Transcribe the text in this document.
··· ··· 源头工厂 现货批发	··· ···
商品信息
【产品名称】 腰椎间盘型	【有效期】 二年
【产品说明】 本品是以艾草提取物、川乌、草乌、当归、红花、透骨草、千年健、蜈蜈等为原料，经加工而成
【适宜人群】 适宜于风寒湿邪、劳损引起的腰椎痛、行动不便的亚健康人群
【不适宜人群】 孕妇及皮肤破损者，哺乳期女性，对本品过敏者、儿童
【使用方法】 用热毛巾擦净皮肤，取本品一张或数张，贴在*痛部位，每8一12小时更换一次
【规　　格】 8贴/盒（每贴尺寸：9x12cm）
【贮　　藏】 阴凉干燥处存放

» **WRITTEN PROBLEM**:
Go through the records and print each one exactly.

» **TASK SOLUTION**:
Transcribe the text in this document.
··· ··· 源头工厂 现货批发	··· ···
商品信息
【产品名称】 腰椎间盘型	【有效期】 二年
【产品说明】 本品是以艾草提取物、川乌、草乌、当归、红花、透骨草、千年健、蜈蜈等为原料，经加工而成
【适宜人群】 适宜于风寒湿邪、劳损引起的腰椎痛、行动不便的亚健康人群
【不适宜人群】 孕妇及皮肤破损者，哺乳期女性，对本品过敏者、儿童
【使用方法】 用热毛巾擦净皮肤，取本品一张或数张，贴在*痛部位，每8一12小时更换一次
【规　　格】 8贴/盒（每贴尺寸：9x12cm）
【贮　　藏】 阴凉干燥处存放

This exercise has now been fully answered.